SHORT TASK: Work out how many lines in the entries below include the word "José". Give nothing but the number.
═══ RECORDS FOR THE TASK ═══
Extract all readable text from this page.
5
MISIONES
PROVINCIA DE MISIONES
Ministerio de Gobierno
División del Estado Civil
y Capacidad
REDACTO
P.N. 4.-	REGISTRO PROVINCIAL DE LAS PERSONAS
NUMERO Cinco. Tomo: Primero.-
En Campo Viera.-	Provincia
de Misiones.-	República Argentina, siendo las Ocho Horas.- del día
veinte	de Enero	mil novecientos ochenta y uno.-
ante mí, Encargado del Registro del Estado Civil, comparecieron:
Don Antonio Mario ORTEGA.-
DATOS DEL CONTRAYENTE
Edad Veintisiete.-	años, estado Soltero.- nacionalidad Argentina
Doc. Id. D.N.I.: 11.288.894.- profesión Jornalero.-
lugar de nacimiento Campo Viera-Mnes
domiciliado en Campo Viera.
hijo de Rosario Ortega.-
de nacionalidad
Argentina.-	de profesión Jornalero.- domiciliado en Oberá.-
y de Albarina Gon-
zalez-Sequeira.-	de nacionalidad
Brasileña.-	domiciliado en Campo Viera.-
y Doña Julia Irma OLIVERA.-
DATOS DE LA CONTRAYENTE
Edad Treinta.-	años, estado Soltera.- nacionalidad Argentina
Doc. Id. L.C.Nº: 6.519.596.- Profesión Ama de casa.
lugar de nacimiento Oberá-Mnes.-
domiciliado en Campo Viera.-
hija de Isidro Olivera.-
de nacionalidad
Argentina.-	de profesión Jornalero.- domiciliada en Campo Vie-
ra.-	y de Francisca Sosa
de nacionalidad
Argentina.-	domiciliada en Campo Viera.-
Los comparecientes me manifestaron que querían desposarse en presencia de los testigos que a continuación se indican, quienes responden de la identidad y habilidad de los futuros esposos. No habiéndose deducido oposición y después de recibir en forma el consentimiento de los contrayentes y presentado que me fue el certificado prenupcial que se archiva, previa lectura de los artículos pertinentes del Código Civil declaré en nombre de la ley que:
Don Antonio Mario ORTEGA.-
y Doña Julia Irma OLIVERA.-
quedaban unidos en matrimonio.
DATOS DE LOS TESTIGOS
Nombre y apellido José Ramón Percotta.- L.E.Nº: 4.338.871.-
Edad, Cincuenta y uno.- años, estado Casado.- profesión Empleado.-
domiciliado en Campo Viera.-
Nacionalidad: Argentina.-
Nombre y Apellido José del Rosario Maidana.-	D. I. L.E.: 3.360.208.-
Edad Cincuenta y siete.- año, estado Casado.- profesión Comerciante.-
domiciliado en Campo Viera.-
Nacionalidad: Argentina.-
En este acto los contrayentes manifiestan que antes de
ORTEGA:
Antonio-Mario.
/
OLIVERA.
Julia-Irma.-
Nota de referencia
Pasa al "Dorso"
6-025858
═══
COMPLETE ANSWER: 2